● Problem to work on
Return each line of the listing below, unchanged, and omit the images.

● Information supplied
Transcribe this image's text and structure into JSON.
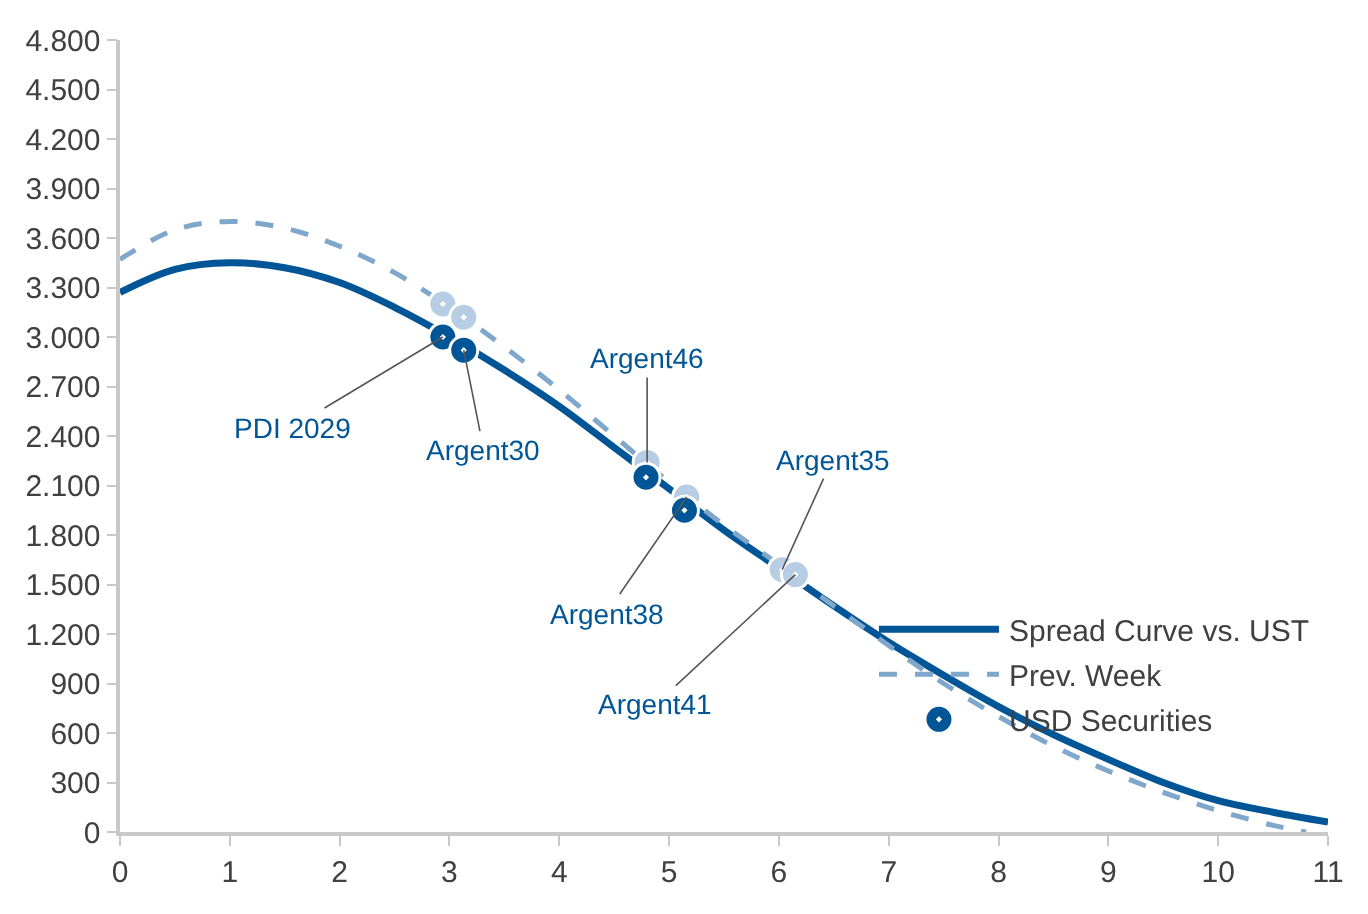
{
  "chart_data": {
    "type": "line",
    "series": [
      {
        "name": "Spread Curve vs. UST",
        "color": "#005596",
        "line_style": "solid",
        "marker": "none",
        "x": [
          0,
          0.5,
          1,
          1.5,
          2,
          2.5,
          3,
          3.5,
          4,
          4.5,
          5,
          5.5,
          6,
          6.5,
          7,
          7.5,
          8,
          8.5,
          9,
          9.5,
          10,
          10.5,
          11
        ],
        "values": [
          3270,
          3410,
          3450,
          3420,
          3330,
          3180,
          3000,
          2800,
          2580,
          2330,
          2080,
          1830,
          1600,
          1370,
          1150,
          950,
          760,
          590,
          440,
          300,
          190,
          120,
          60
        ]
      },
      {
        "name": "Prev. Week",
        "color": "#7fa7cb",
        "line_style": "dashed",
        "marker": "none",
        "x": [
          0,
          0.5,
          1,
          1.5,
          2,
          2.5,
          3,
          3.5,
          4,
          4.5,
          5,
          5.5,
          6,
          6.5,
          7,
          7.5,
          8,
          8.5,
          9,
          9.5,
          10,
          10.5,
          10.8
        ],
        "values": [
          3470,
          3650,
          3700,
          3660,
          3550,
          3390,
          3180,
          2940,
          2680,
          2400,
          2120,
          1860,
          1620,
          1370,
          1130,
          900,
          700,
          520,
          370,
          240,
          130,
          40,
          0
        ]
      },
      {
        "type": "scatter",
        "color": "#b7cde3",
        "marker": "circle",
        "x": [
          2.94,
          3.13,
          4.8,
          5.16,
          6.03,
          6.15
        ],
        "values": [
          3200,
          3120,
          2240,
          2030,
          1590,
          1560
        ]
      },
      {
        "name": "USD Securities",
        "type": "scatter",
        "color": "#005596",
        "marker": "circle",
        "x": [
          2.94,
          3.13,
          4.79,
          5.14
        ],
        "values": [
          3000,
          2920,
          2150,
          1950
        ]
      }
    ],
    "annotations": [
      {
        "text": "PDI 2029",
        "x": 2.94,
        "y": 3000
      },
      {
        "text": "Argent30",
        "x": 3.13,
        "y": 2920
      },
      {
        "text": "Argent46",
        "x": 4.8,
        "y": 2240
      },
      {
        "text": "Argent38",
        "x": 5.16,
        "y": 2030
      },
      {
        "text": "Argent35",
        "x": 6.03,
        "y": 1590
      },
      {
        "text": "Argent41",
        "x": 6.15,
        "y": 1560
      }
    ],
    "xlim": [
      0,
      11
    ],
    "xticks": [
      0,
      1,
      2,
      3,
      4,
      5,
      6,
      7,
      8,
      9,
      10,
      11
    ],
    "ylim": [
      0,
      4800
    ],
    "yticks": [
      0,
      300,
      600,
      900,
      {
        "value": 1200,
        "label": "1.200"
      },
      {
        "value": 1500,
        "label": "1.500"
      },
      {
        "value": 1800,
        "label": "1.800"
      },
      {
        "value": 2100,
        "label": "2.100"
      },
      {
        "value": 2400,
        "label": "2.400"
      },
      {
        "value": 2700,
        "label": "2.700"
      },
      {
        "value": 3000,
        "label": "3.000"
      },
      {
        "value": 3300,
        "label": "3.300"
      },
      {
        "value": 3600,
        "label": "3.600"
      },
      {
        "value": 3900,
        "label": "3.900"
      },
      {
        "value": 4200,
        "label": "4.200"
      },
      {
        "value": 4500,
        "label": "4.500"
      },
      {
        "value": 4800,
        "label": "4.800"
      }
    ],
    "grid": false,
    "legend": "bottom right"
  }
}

● Response below
Transcribe this image's text and structure into JSON.
{
  "chart_data": {
    "type": "line",
    "series": [
      {
        "name": "Spread Curve vs. UST",
        "color": "#005596",
        "line_style": "solid",
        "marker": "none",
        "x": [
          0,
          0.5,
          1,
          1.5,
          2,
          2.5,
          3,
          3.5,
          4,
          4.5,
          5,
          5.5,
          6,
          6.5,
          7,
          7.5,
          8,
          8.5,
          9,
          9.5,
          10,
          10.5,
          11
        ],
        "values": [
          3270,
          3410,
          3450,
          3420,
          3330,
          3180,
          3000,
          2800,
          2580,
          2330,
          2080,
          1830,
          1600,
          1370,
          1150,
          950,
          760,
          590,
          440,
          300,
          190,
          120,
          60
        ]
      },
      {
        "name": "Prev. Week",
        "color": "#7fa7cb",
        "line_style": "dashed",
        "marker": "none",
        "x": [
          0,
          0.5,
          1,
          1.5,
          2,
          2.5,
          3,
          3.5,
          4,
          4.5,
          5,
          5.5,
          6,
          6.5,
          7,
          7.5,
          8,
          8.5,
          9,
          9.5,
          10,
          10.5,
          10.8
        ],
        "values": [
          3470,
          3650,
          3700,
          3660,
          3550,
          3390,
          3180,
          2940,
          2680,
          2400,
          2120,
          1860,
          1620,
          1370,
          1130,
          900,
          700,
          520,
          370,
          240,
          130,
          40,
          0
        ]
      },
      {
        "type": "scatter",
        "color": "#b7cde3",
        "marker": "circle",
        "x": [
          2.94,
          3.13,
          4.8,
          5.16,
          6.03,
          6.15
        ],
        "values": [
          3200,
          3120,
          2240,
          2030,
          1590,
          1560
        ]
      },
      {
        "name": "USD Securities",
        "type": "scatter",
        "color": "#005596",
        "marker": "circle",
        "x": [
          2.94,
          3.13,
          4.79,
          5.14
        ],
        "values": [
          3000,
          2920,
          2150,
          1950
        ]
      }
    ],
    "annotations": [
      {
        "text": "PDI 2029",
        "x": 2.94,
        "y": 3000
      },
      {
        "text": "Argent30",
        "x": 3.13,
        "y": 2920
      },
      {
        "text": "Argent46",
        "x": 4.8,
        "y": 2240
      },
      {
        "text": "Argent38",
        "x": 5.16,
        "y": 2030
      },
      {
        "text": "Argent35",
        "x": 6.03,
        "y": 1590
      },
      {
        "text": "Argent41",
        "x": 6.15,
        "y": 1560
      }
    ],
    "xlim": [
      0,
      11
    ],
    "xticks": [
      0,
      1,
      2,
      3,
      4,
      5,
      6,
      7,
      8,
      9,
      10,
      11
    ],
    "ylim": [
      0,
      4800
    ],
    "yticks": [
      0,
      300,
      600,
      900,
      {
        "value": 1200,
        "label": "1.200"
      },
      {
        "value": 1500,
        "label": "1.500"
      },
      {
        "value": 1800,
        "label": "1.800"
      },
      {
        "value": 2100,
        "label": "2.100"
      },
      {
        "value": 2400,
        "label": "2.400"
      },
      {
        "value": 2700,
        "label": "2.700"
      },
      {
        "value": 3000,
        "label": "3.000"
      },
      {
        "value": 3300,
        "label": "3.300"
      },
      {
        "value": 3600,
        "label": "3.600"
      },
      {
        "value": 3900,
        "label": "3.900"
      },
      {
        "value": 4200,
        "label": "4.200"
      },
      {
        "value": 4500,
        "label": "4.500"
      },
      {
        "value": 4800,
        "label": "4.800"
      }
    ],
    "grid": false,
    "legend": "bottom right"
  }
}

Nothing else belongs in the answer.